Exercise objective:
Output the material below unchanged, apart from leaving out the pictures.

Records provided:
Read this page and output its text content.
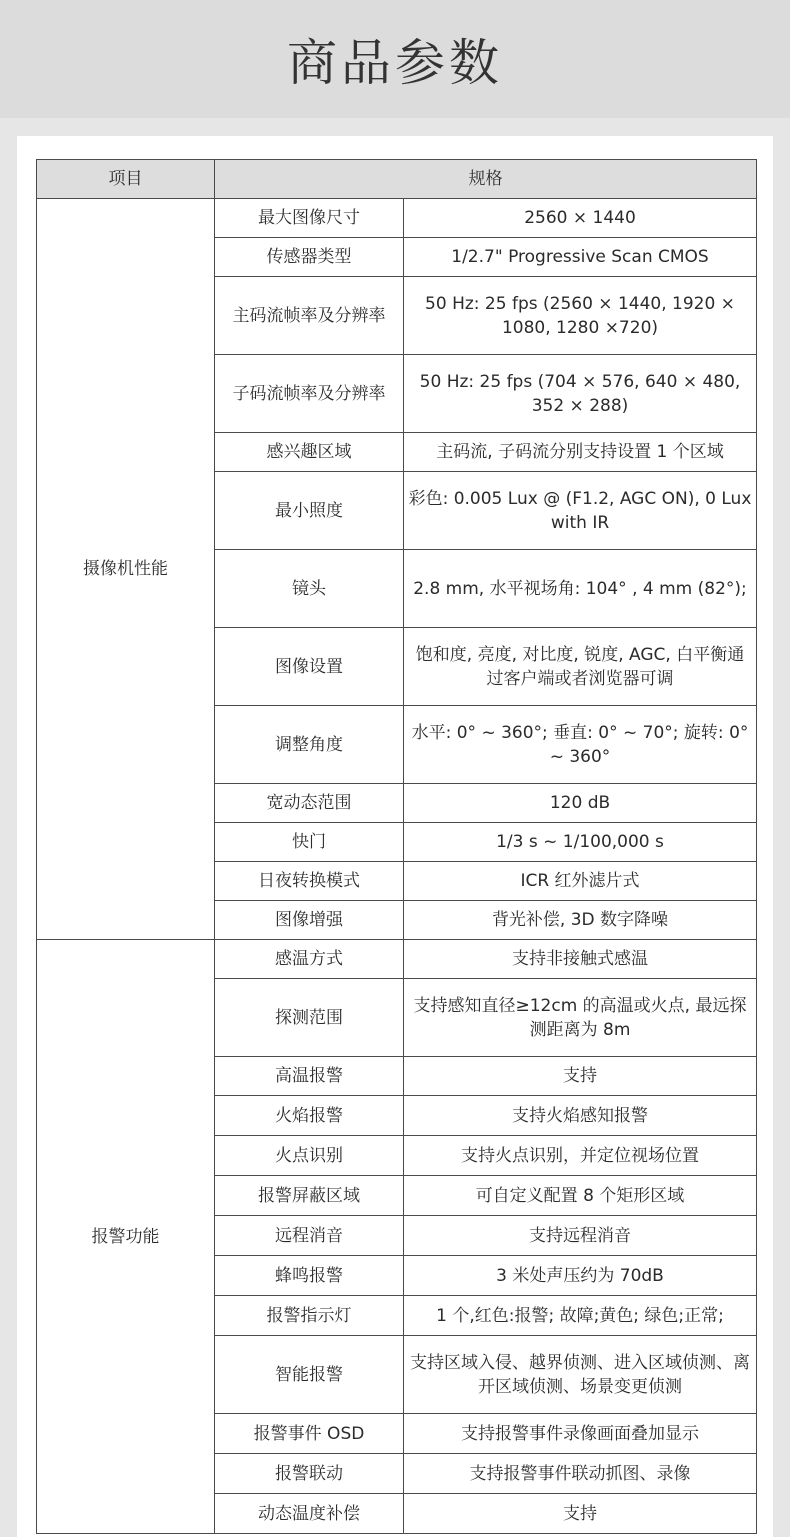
商品参数
项目	规格	
摄像机性能	最大图像尺寸	2560 × 1440
	传感器类型	1/2.7" Progressive Scan CMOS
	主码流帧率及分辨率	50 Hz: 25 fps (2560 × 1440, 1920 × 1080, 1280 ×720)
	子码流帧率及分辨率	50 Hz: 25 fps (704 × 576, 640 × 480, 352 × 288)
	感兴趣区域	主码流, 子码流分别支持设置 1 个区域
	最小照度	彩色: 0.005 Lux @ (F1.2, AGC ON), 0 Lux with IR
	镜头	2.8 mm, 水平视场角: 104° , 4 mm (82°);
	图像设置	饱和度, 亮度, 对比度, 锐度, AGC, 白平衡通过客户端或者浏览器可调
	调整角度	水平: 0° ~ 360°; 垂直: 0° ~ 70°; 旋转: 0° ~ 360°
	宽动态范围	120 dB
	快门	1/3 s ~ 1/100,000 s
	日夜转换模式	ICR 红外滤片式
	图像增强	背光补偿, 3D 数字降噪
报警功能	感温方式	支持非接触式感温
	探测范围	支持感知直径≥12cm 的高温或火点, 最远探测距离为 8m
	高温报警	支持
	火焰报警	支持火焰感知报警
	火点识别	支持火点识别，并定位视场位置
	报警屏蔽区域	可自定义配置 8 个矩形区域
	远程消音	支持远程消音
	蜂鸣报警	3 米处声压约为 70dB
	报警指示灯	1 个,红色:报警; 故障;黄色; 绿色;正常;
	智能报警	支持区域入侵、越界侦测、进入区域侦测、离开区域侦测、场景变更侦测
	报警事件 OSD	支持报警事件录像画面叠加显示
	报警联动	支持报警事件联动抓图、录像
	动态温度补偿	支持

Expected answer:
Read this page and output its text content.
商品参数
项目	规格	
摄像机性能	最大图像尺寸	2560 × 1440
	传感器类型	1/2.7" Progressive Scan CMOS
	主码流帧率及分辨率	50 Hz: 25 fps (2560 × 1440, 1920 × 1080, 1280 ×720)
	子码流帧率及分辨率	50 Hz: 25 fps (704 × 576, 640 × 480, 352 × 288)
	感兴趣区域	主码流, 子码流分别支持设置 1 个区域
	最小照度	彩色: 0.005 Lux @ (F1.2, AGC ON), 0 Lux with IR
	镜头	2.8 mm, 水平视场角: 104° , 4 mm (82°);
	图像设置	饱和度, 亮度, 对比度, 锐度, AGC, 白平衡通过客户端或者浏览器可调
	调整角度	水平: 0° ~ 360°; 垂直: 0° ~ 70°; 旋转: 0° ~ 360°
	宽动态范围	120 dB
	快门	1/3 s ~ 1/100,000 s
	日夜转换模式	ICR 红外滤片式
	图像增强	背光补偿, 3D 数字降噪
报警功能	感温方式	支持非接触式感温
	探测范围	支持感知直径≥12cm 的高温或火点, 最远探测距离为 8m
	高温报警	支持
	火焰报警	支持火焰感知报警
	火点识别	支持火点识别，并定位视场位置
	报警屏蔽区域	可自定义配置 8 个矩形区域
	远程消音	支持远程消音
	蜂鸣报警	3 米处声压约为 70dB
	报警指示灯	1 个,红色:报警; 故障;黄色; 绿色;正常;
	智能报警	支持区域入侵、越界侦测、进入区域侦测、离开区域侦测、场景变更侦测
	报警事件 OSD	支持报警事件录像画面叠加显示
	报警联动	支持报警事件联动抓图、录像
	动态温度补偿	支持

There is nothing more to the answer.